» **Records supplied**:

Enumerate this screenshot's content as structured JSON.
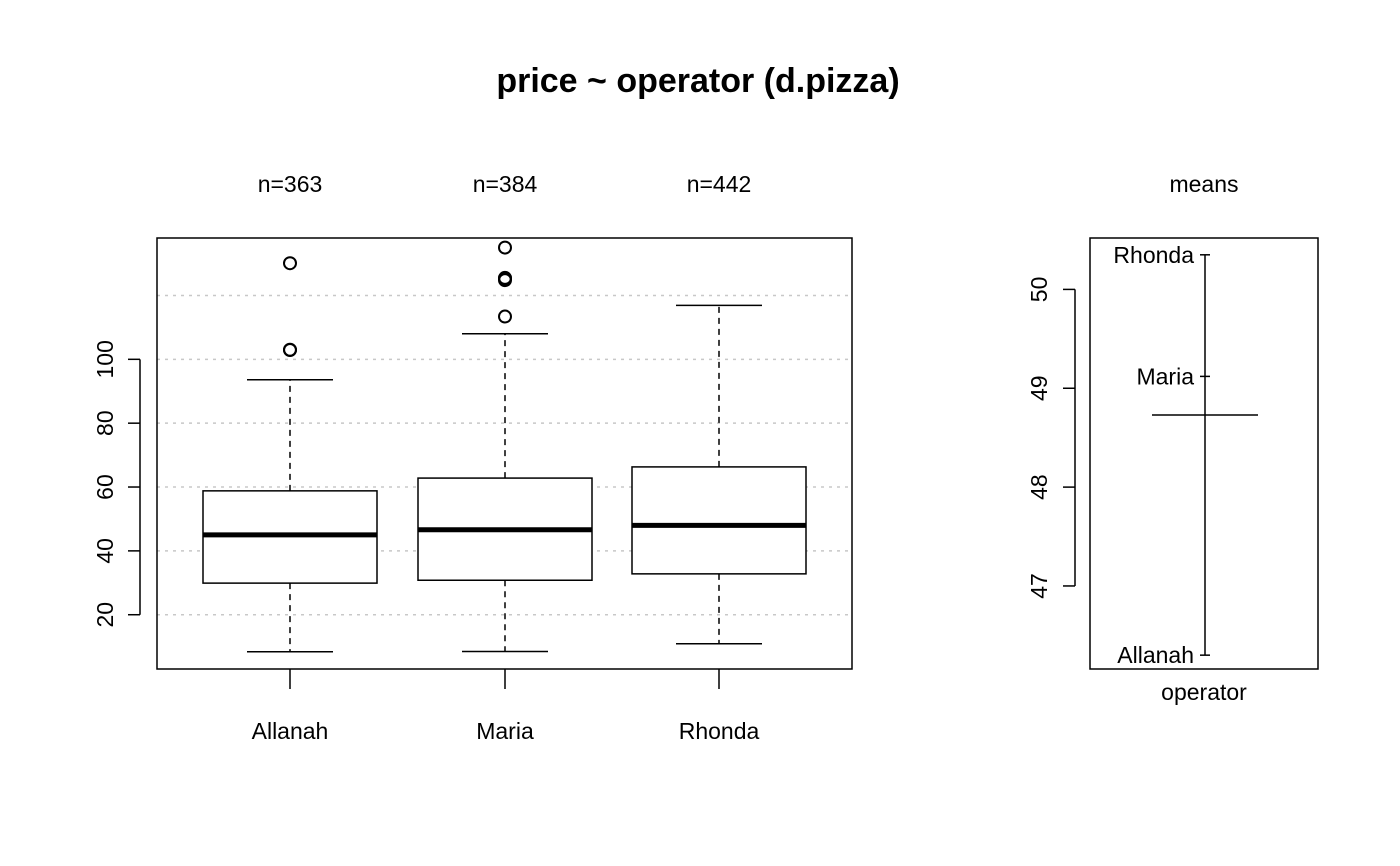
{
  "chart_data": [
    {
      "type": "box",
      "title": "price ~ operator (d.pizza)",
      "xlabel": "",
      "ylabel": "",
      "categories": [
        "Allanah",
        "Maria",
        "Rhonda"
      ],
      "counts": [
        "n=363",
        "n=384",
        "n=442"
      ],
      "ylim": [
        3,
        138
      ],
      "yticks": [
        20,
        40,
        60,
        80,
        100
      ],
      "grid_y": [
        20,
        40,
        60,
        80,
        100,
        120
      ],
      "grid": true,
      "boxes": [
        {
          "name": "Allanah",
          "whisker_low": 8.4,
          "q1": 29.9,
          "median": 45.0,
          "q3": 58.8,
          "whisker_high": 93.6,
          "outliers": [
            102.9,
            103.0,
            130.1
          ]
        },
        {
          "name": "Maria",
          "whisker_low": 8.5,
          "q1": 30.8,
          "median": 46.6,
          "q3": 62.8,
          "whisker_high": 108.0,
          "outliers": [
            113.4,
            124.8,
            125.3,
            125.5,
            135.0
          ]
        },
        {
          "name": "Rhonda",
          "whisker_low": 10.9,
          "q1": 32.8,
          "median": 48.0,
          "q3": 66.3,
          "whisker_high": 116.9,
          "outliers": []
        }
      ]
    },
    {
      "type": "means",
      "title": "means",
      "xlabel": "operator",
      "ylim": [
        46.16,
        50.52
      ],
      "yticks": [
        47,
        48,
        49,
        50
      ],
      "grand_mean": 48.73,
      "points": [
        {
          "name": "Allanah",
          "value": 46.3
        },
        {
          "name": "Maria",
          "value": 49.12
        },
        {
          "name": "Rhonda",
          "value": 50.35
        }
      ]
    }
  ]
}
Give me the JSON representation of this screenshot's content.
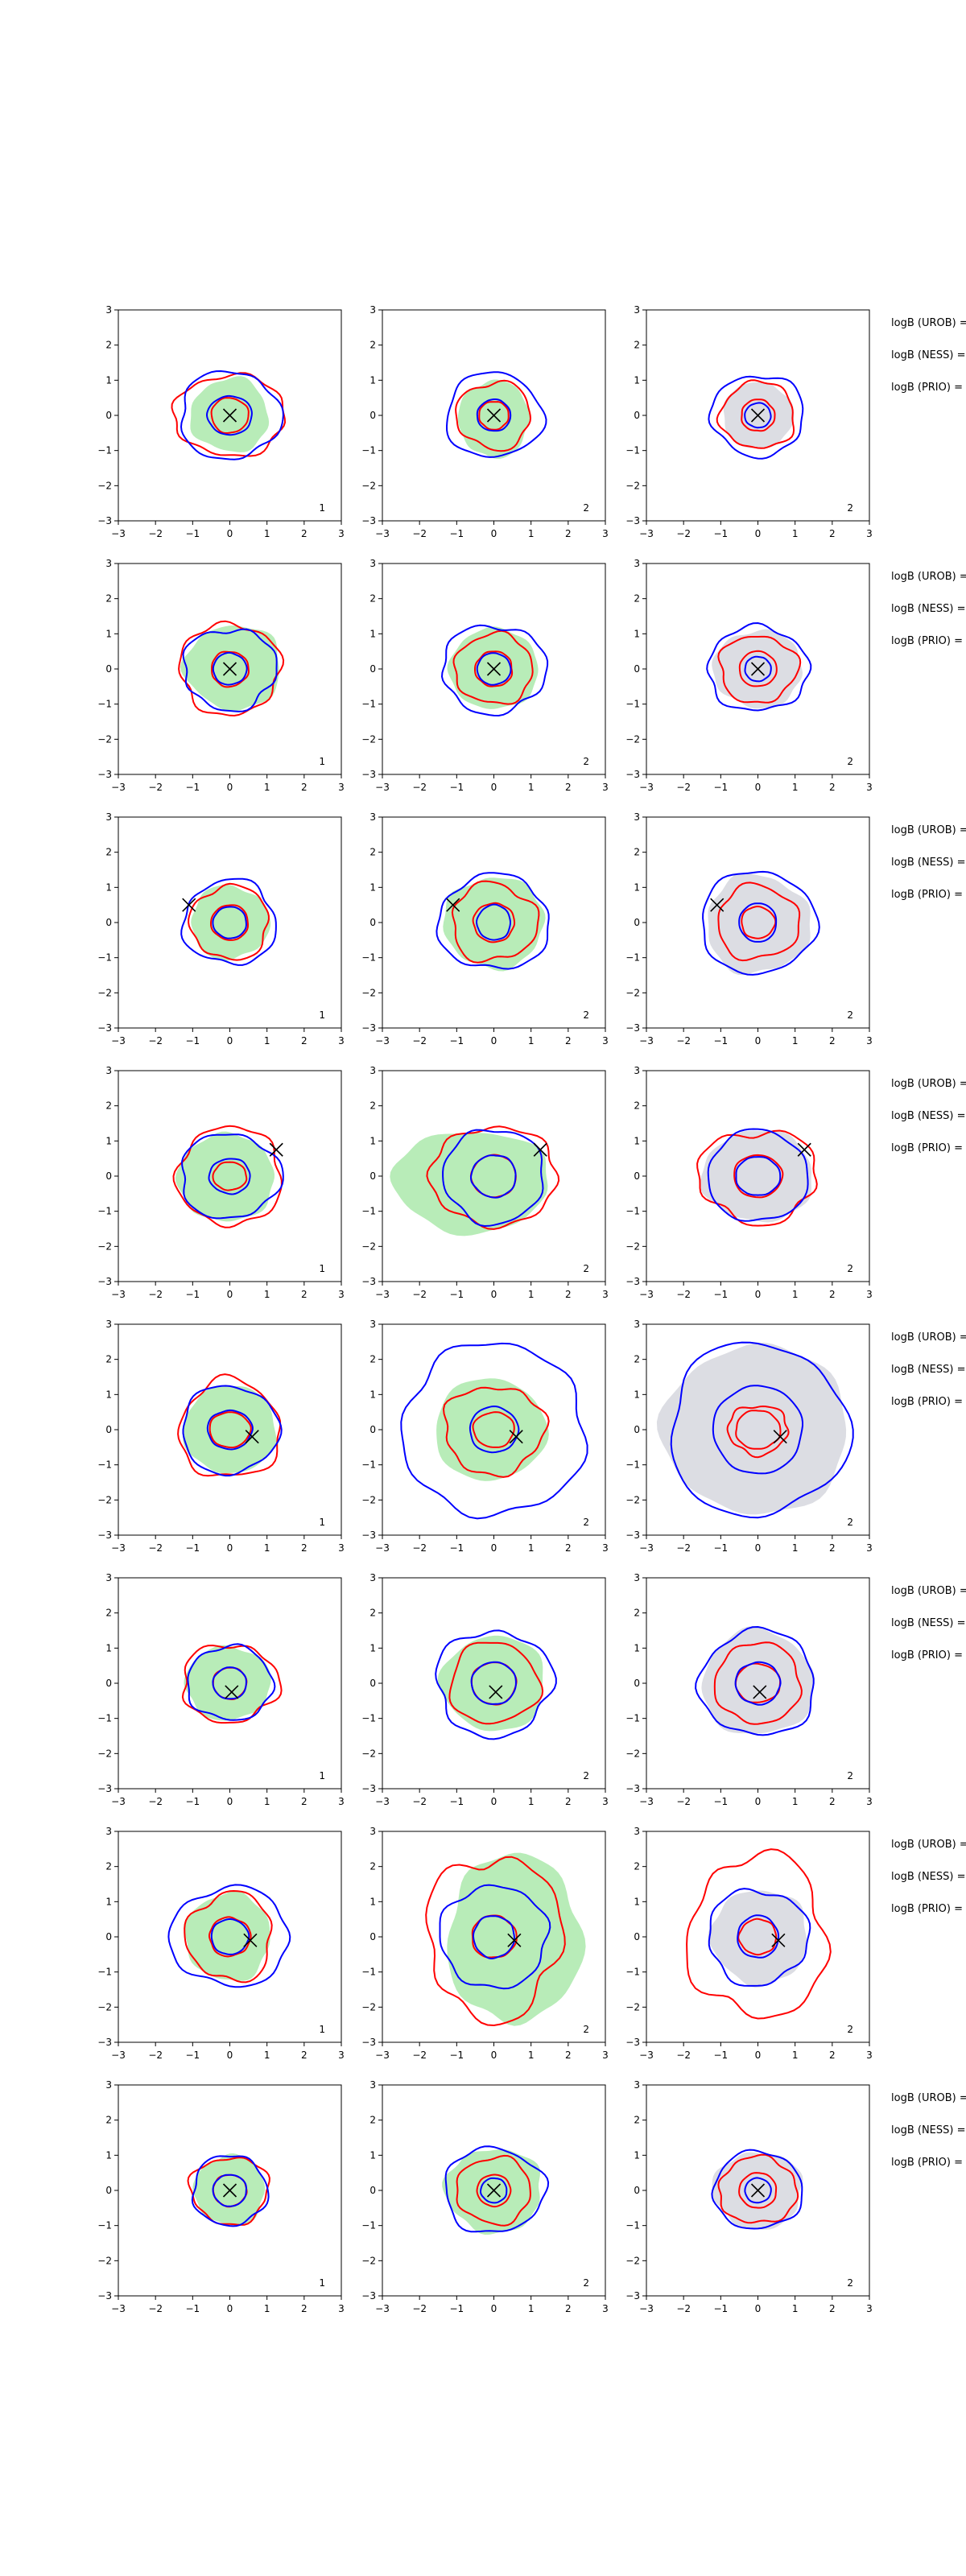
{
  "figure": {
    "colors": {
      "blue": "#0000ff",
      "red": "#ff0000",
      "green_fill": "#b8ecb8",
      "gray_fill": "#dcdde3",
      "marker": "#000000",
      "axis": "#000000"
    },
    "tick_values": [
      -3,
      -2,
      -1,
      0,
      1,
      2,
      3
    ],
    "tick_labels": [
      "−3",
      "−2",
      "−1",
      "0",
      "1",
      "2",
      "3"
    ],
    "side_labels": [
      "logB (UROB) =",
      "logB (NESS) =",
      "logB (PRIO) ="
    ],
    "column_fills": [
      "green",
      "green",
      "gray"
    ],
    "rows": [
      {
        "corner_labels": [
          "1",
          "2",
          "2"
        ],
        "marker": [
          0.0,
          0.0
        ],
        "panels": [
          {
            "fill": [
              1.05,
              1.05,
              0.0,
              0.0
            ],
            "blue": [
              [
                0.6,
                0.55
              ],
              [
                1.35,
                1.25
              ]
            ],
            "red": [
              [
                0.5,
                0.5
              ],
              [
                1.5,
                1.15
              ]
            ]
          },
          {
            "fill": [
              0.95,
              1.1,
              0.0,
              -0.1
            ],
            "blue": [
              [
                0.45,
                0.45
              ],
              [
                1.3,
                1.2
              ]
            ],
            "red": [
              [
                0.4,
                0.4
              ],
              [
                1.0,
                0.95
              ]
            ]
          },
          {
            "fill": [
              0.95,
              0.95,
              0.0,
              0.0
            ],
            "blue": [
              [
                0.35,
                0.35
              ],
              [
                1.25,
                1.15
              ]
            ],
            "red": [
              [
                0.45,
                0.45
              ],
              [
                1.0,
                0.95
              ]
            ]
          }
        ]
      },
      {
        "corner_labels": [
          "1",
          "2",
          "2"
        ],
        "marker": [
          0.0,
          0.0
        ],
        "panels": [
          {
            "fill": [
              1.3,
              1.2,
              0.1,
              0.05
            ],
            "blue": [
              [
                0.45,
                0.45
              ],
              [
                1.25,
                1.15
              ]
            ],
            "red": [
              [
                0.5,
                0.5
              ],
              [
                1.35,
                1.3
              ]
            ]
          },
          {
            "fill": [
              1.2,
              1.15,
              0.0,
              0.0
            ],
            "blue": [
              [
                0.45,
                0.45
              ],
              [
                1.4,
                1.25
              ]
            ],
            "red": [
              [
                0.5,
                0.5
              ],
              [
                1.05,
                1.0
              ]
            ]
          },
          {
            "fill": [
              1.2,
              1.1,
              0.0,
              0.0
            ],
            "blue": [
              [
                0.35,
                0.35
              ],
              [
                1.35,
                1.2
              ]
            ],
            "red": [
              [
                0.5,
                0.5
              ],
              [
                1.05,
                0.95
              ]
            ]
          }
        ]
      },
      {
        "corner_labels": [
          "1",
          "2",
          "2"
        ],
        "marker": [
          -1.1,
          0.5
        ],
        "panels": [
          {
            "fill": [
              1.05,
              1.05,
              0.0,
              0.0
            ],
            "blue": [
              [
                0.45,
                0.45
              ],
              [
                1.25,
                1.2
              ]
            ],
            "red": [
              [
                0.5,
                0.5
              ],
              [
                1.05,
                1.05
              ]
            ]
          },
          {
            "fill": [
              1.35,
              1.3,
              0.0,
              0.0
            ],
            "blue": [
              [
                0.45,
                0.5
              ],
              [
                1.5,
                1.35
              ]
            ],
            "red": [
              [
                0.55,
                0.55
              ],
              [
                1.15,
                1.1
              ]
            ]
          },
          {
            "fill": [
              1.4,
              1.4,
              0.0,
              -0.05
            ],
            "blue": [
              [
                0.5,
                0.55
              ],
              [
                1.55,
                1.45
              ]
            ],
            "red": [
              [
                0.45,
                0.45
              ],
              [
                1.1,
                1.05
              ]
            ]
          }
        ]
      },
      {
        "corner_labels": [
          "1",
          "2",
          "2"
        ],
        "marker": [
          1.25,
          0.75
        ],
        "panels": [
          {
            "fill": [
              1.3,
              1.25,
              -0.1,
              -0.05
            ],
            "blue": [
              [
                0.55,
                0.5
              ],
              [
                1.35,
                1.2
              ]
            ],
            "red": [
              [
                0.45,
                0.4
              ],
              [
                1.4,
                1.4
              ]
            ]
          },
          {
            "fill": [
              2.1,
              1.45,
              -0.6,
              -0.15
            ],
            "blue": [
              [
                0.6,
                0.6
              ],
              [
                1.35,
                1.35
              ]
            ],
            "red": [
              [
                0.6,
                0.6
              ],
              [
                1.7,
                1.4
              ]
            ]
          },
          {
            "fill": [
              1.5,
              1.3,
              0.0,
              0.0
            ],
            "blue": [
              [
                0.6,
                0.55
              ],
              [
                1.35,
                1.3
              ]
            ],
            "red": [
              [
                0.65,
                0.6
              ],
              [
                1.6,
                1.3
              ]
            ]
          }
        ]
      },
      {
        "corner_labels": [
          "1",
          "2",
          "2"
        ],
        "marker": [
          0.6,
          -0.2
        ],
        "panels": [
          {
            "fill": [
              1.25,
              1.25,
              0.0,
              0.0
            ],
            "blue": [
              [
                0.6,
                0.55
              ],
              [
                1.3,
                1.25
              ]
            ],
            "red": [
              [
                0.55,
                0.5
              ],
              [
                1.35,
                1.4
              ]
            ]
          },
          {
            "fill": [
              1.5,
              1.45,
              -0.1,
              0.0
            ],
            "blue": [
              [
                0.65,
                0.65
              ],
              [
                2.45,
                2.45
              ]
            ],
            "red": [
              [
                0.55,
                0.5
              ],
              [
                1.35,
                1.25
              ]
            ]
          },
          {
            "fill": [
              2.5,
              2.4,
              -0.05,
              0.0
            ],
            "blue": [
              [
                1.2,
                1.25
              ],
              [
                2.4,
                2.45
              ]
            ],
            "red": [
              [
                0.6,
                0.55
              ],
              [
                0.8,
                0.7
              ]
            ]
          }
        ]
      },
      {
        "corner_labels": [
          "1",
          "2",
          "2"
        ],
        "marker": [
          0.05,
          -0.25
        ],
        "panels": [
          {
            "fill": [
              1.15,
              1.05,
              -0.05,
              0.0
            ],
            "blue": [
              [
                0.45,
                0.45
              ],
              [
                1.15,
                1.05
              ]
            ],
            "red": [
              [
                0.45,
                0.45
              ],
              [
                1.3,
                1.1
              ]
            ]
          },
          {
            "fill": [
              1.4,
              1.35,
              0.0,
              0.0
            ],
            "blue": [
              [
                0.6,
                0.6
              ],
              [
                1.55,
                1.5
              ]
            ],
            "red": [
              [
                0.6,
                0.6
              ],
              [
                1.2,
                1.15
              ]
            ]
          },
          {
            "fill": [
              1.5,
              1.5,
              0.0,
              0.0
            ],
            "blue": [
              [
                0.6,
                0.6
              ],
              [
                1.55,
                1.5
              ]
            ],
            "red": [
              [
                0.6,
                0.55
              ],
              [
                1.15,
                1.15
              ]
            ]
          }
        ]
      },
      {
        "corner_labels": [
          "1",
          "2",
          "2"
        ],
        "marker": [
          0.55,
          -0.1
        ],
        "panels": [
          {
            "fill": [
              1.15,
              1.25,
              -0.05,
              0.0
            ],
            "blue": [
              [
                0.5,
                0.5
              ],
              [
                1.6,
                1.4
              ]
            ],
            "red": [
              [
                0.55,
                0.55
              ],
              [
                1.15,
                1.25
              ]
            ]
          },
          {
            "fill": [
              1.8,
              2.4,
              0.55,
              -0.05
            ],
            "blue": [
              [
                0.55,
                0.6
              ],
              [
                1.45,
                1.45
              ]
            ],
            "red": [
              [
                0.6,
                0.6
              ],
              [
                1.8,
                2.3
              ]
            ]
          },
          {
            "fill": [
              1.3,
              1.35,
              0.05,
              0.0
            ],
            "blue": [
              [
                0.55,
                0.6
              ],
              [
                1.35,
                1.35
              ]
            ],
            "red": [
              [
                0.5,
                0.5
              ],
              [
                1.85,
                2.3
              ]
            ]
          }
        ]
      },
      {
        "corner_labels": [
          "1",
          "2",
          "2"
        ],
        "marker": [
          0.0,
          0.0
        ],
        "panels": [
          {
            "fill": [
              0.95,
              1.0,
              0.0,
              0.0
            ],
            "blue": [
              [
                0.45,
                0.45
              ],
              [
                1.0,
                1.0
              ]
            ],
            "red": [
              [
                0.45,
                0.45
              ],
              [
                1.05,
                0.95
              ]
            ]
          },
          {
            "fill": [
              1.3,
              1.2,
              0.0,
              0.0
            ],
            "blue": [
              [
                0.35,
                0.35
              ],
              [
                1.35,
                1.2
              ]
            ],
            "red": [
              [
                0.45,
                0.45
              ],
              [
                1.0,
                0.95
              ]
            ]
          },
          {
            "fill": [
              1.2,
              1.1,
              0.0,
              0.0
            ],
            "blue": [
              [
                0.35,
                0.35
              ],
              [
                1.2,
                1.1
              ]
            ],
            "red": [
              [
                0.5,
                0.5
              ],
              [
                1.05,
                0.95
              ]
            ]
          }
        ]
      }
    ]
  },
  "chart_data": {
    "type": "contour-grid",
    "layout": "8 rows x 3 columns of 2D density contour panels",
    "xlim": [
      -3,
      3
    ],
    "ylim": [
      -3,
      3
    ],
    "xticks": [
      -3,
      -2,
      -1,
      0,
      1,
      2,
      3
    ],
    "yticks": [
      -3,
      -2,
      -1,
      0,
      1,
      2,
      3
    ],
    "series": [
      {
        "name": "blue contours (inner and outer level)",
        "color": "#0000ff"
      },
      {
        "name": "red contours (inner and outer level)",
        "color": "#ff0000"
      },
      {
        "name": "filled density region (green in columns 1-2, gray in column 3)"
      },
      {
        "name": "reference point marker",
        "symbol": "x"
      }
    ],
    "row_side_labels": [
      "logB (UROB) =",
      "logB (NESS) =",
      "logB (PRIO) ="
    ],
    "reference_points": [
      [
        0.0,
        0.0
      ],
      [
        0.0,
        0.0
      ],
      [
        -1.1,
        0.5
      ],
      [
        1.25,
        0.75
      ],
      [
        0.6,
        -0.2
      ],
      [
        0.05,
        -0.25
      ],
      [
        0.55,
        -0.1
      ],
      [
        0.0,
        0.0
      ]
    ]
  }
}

» **Task directions**: Looking at the data above, show all lines where the word "contours" occurs.

» **Exercise result**:
        "name": "blue contours (inner and outer level)",
        "name": "red contours (inner and outer level)",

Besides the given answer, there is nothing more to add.